**WRITTEN TASK:**
Copy the lines holding the word "JSON", all of them.

====== GIVEN RECORDS ======

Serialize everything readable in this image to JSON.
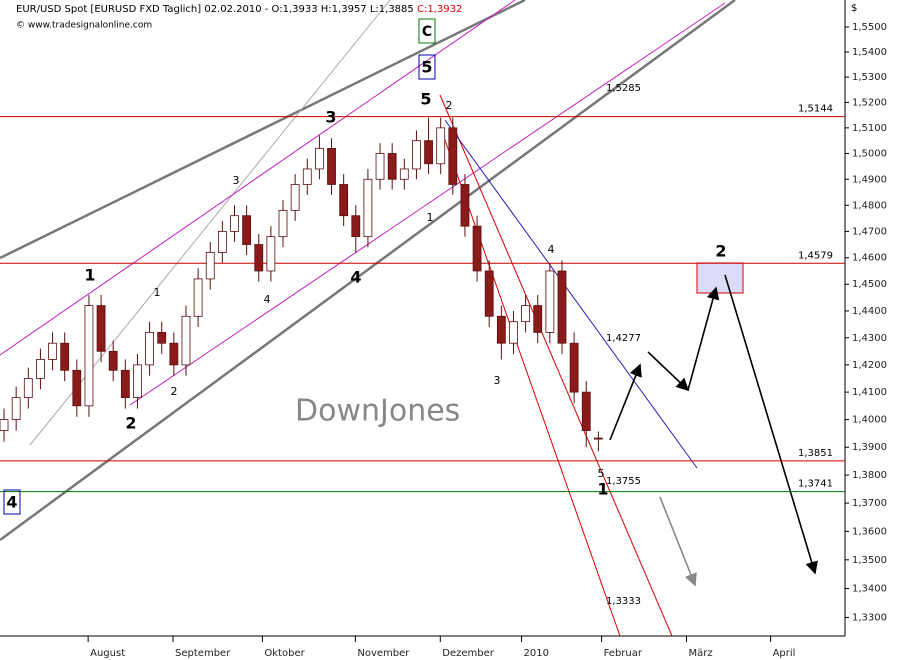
{
  "chart_data": {
    "type": "candlestick",
    "title": "EUR/USD Spot [EURUSD FXD  Taglich] 02.02.2010 - O:1,3933 H:1,3957 L:1,3885",
    "close_label": "C:1,3932",
    "subtitle": "© www.tradesignalonline.com",
    "currency": "$",
    "watermark": "DownJones",
    "log_scale": true,
    "up_color": "#ffffff",
    "down_color": "#8b1a1a",
    "xlim": [
      0,
      209
    ],
    "ylim": [
      1.3236,
      1.5609
    ],
    "x": [
      1,
      4,
      7,
      10,
      13,
      16,
      19,
      22,
      25,
      28,
      31,
      34,
      37,
      40,
      43,
      46,
      49,
      52,
      55,
      58,
      61,
      64,
      67,
      70,
      73,
      76,
      79,
      82,
      85,
      88,
      91,
      94,
      97,
      100,
      103,
      106,
      109,
      112,
      115,
      118,
      121,
      124,
      127,
      130,
      133,
      136,
      139,
      142,
      145,
      148
    ],
    "ohlc": [
      [
        1.396,
        1.404,
        1.392,
        1.4
      ],
      [
        1.4,
        1.412,
        1.396,
        1.408
      ],
      [
        1.408,
        1.419,
        1.404,
        1.415
      ],
      [
        1.415,
        1.426,
        1.411,
        1.422
      ],
      [
        1.422,
        1.432,
        1.418,
        1.428
      ],
      [
        1.428,
        1.432,
        1.414,
        1.418
      ],
      [
        1.418,
        1.422,
        1.401,
        1.405
      ],
      [
        1.405,
        1.446,
        1.401,
        1.442
      ],
      [
        1.442,
        1.446,
        1.421,
        1.425
      ],
      [
        1.425,
        1.429,
        1.414,
        1.418
      ],
      [
        1.418,
        1.422,
        1.404,
        1.408
      ],
      [
        1.408,
        1.424,
        1.404,
        1.42
      ],
      [
        1.42,
        1.436,
        1.416,
        1.432
      ],
      [
        1.432,
        1.436,
        1.424,
        1.428
      ],
      [
        1.428,
        1.432,
        1.416,
        1.42
      ],
      [
        1.42,
        1.442,
        1.416,
        1.438
      ],
      [
        1.438,
        1.456,
        1.434,
        1.452
      ],
      [
        1.452,
        1.466,
        1.448,
        1.462
      ],
      [
        1.462,
        1.474,
        1.458,
        1.47
      ],
      [
        1.47,
        1.48,
        1.466,
        1.476
      ],
      [
        1.476,
        1.48,
        1.461,
        1.465
      ],
      [
        1.465,
        1.469,
        1.451,
        1.455
      ],
      [
        1.455,
        1.472,
        1.451,
        1.468
      ],
      [
        1.468,
        1.482,
        1.464,
        1.478
      ],
      [
        1.478,
        1.492,
        1.474,
        1.488
      ],
      [
        1.488,
        1.498,
        1.484,
        1.494
      ],
      [
        1.494,
        1.507,
        1.49,
        1.502
      ],
      [
        1.502,
        1.506,
        1.484,
        1.488
      ],
      [
        1.488,
        1.492,
        1.472,
        1.476
      ],
      [
        1.476,
        1.48,
        1.462,
        1.468
      ],
      [
        1.468,
        1.494,
        1.464,
        1.49
      ],
      [
        1.49,
        1.504,
        1.486,
        1.5
      ],
      [
        1.5,
        1.504,
        1.486,
        1.49
      ],
      [
        1.49,
        1.498,
        1.486,
        1.494
      ],
      [
        1.494,
        1.509,
        1.49,
        1.505
      ],
      [
        1.505,
        1.514,
        1.492,
        1.496
      ],
      [
        1.496,
        1.514,
        1.492,
        1.51
      ],
      [
        1.51,
        1.514,
        1.484,
        1.488
      ],
      [
        1.488,
        1.492,
        1.468,
        1.472
      ],
      [
        1.472,
        1.476,
        1.451,
        1.455
      ],
      [
        1.455,
        1.459,
        1.434,
        1.438
      ],
      [
        1.438,
        1.442,
        1.422,
        1.428
      ],
      [
        1.428,
        1.44,
        1.424,
        1.436
      ],
      [
        1.436,
        1.446,
        1.432,
        1.442
      ],
      [
        1.442,
        1.446,
        1.428,
        1.432
      ],
      [
        1.432,
        1.458,
        1.428,
        1.455
      ],
      [
        1.455,
        1.459,
        1.424,
        1.428
      ],
      [
        1.428,
        1.432,
        1.406,
        1.41
      ],
      [
        1.41,
        1.414,
        1.39,
        1.396
      ],
      [
        1.3933,
        1.3957,
        1.3885,
        1.3932
      ]
    ],
    "yticks": [
      {
        "value": 1.33,
        "label": "1,3300"
      },
      {
        "value": 1.34,
        "label": "1,3400"
      },
      {
        "value": 1.35,
        "label": "1,3500"
      },
      {
        "value": 1.36,
        "label": "1,3600"
      },
      {
        "value": 1.37,
        "label": "1,3700"
      },
      {
        "value": 1.38,
        "label": "1,3800"
      },
      {
        "value": 1.39,
        "label": "1,3900"
      },
      {
        "value": 1.4,
        "label": "1,4000"
      },
      {
        "value": 1.41,
        "label": "1,4100"
      },
      {
        "value": 1.42,
        "label": "1,4200"
      },
      {
        "value": 1.43,
        "label": "1,4300"
      },
      {
        "value": 1.44,
        "label": "1,4400"
      },
      {
        "value": 1.45,
        "label": "1,4500"
      },
      {
        "value": 1.46,
        "label": "1,4600"
      },
      {
        "value": 1.47,
        "label": "1,4700"
      },
      {
        "value": 1.48,
        "label": "1,4800"
      },
      {
        "value": 1.49,
        "label": "1,4900"
      },
      {
        "value": 1.5,
        "label": "1,5000"
      },
      {
        "value": 1.51,
        "label": "1,5100"
      },
      {
        "value": 1.52,
        "label": "1,5200"
      },
      {
        "value": 1.53,
        "label": "1,5300"
      },
      {
        "value": 1.54,
        "label": "1,5400"
      },
      {
        "value": 1.55,
        "label": "1,5500"
      }
    ],
    "xticks": [
      {
        "value": 21.8,
        "label": "August"
      },
      {
        "value": 42.8,
        "label": "September"
      },
      {
        "value": 64.9,
        "label": "Oktober"
      },
      {
        "value": 87.9,
        "label": "November"
      },
      {
        "value": 108.9,
        "label": "Dezember"
      },
      {
        "value": 129,
        "label": "2010"
      },
      {
        "value": 148.8,
        "label": "Februar"
      },
      {
        "value": 169.8,
        "label": "März"
      },
      {
        "value": 190.6,
        "label": "April"
      }
    ],
    "hlines": [
      {
        "value": 1.5144,
        "label": "1,5144",
        "color": "#cc0000"
      },
      {
        "value": 1.4579,
        "label": "1,4579",
        "color": "#cc0000"
      },
      {
        "value": 1.3851,
        "label": "1,3851",
        "color": "#cc0000"
      },
      {
        "value": 1.3741,
        "label": "1,3741",
        "color": "#007700"
      }
    ],
    "wave_labels": [
      "C",
      "5",
      "5",
      "2",
      "3",
      "3",
      "1",
      "4",
      "1",
      "4",
      "1",
      "4",
      "2",
      "3",
      "2",
      "5",
      "1",
      "4",
      "2"
    ],
    "line_labels": [
      "1,5285",
      "1,4277",
      "1,3755",
      "1,3333"
    ]
  }
}
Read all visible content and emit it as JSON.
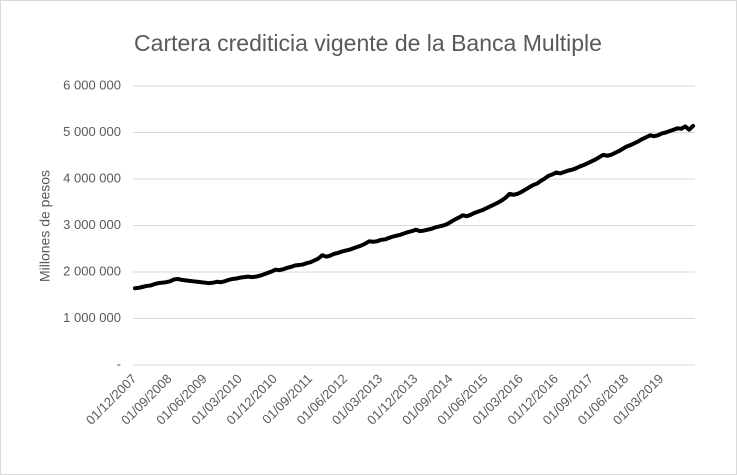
{
  "chart_data": {
    "type": "line",
    "title": "Cartera crediticia vigente de la Banca Multiple",
    "y_label": "Millones de pesos",
    "color": "#000000",
    "grid": true,
    "ylim": [
      0,
      6000000
    ],
    "yticks": [
      {
        "value": 0,
        "label": "-"
      },
      {
        "value": 1000000,
        "label": "1 000 000"
      },
      {
        "value": 2000000,
        "label": "2 000 000"
      },
      {
        "value": 3000000,
        "label": "3 000 000"
      },
      {
        "value": 4000000,
        "label": "4 000 000"
      },
      {
        "value": 5000000,
        "label": "5 000 000"
      },
      {
        "value": 6000000,
        "label": "6 000 000"
      }
    ],
    "categories": [
      "01/12/2007",
      null,
      null,
      null,
      null,
      null,
      null,
      null,
      null,
      "01/09/2008",
      null,
      null,
      null,
      null,
      null,
      null,
      null,
      null,
      "01/06/2009",
      null,
      null,
      null,
      null,
      null,
      null,
      null,
      null,
      "01/03/2010",
      null,
      null,
      null,
      null,
      null,
      null,
      null,
      null,
      "01/12/2010",
      null,
      null,
      null,
      null,
      null,
      null,
      null,
      null,
      "01/09/2011",
      null,
      null,
      null,
      null,
      null,
      null,
      null,
      null,
      "01/06/2012",
      null,
      null,
      null,
      null,
      null,
      null,
      null,
      null,
      "01/03/2013",
      null,
      null,
      null,
      null,
      null,
      null,
      null,
      null,
      "01/12/2013",
      null,
      null,
      null,
      null,
      null,
      null,
      null,
      null,
      "01/09/2014",
      null,
      null,
      null,
      null,
      null,
      null,
      null,
      null,
      "01/06/2015",
      null,
      null,
      null,
      null,
      null,
      null,
      null,
      null,
      "01/03/2016",
      null,
      null,
      null,
      null,
      null,
      null,
      null,
      null,
      "01/12/2016",
      null,
      null,
      null,
      null,
      null,
      null,
      null,
      null,
      "01/09/2017",
      null,
      null,
      null,
      null,
      null,
      null,
      null,
      null,
      "01/06/2018",
      null,
      null,
      null,
      null,
      null,
      null,
      null,
      null,
      "01/03/2019",
      null,
      null,
      null,
      null,
      null,
      null,
      null,
      null
    ],
    "values": [
      1650000,
      1660000,
      1680000,
      1700000,
      1710000,
      1740000,
      1760000,
      1770000,
      1780000,
      1800000,
      1840000,
      1850000,
      1830000,
      1820000,
      1810000,
      1800000,
      1790000,
      1780000,
      1770000,
      1760000,
      1770000,
      1790000,
      1780000,
      1800000,
      1830000,
      1850000,
      1860000,
      1880000,
      1890000,
      1900000,
      1890000,
      1900000,
      1920000,
      1950000,
      1980000,
      2010000,
      2050000,
      2040000,
      2060000,
      2090000,
      2110000,
      2140000,
      2150000,
      2160000,
      2190000,
      2210000,
      2250000,
      2290000,
      2360000,
      2330000,
      2350000,
      2390000,
      2410000,
      2440000,
      2460000,
      2480000,
      2510000,
      2540000,
      2570000,
      2610000,
      2660000,
      2650000,
      2660000,
      2690000,
      2700000,
      2730000,
      2760000,
      2780000,
      2800000,
      2830000,
      2860000,
      2880000,
      2910000,
      2880000,
      2890000,
      2910000,
      2930000,
      2960000,
      2980000,
      3000000,
      3030000,
      3080000,
      3130000,
      3170000,
      3220000,
      3200000,
      3230000,
      3270000,
      3300000,
      3330000,
      3370000,
      3410000,
      3450000,
      3490000,
      3540000,
      3600000,
      3680000,
      3660000,
      3680000,
      3720000,
      3770000,
      3820000,
      3870000,
      3900000,
      3960000,
      4010000,
      4070000,
      4100000,
      4140000,
      4120000,
      4150000,
      4180000,
      4200000,
      4230000,
      4270000,
      4300000,
      4340000,
      4380000,
      4420000,
      4470000,
      4520000,
      4500000,
      4520000,
      4560000,
      4600000,
      4650000,
      4700000,
      4730000,
      4770000,
      4810000,
      4860000,
      4900000,
      4940000,
      4920000,
      4940000,
      4980000,
      5000000,
      5030000,
      5060000,
      5090000,
      5080000,
      5130000,
      5060000,
      5140000
    ]
  }
}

======

**EXERCISE SOLUTION:**
Serialize everything readable in this image to JSON.
Read all visible content and emit it as JSON.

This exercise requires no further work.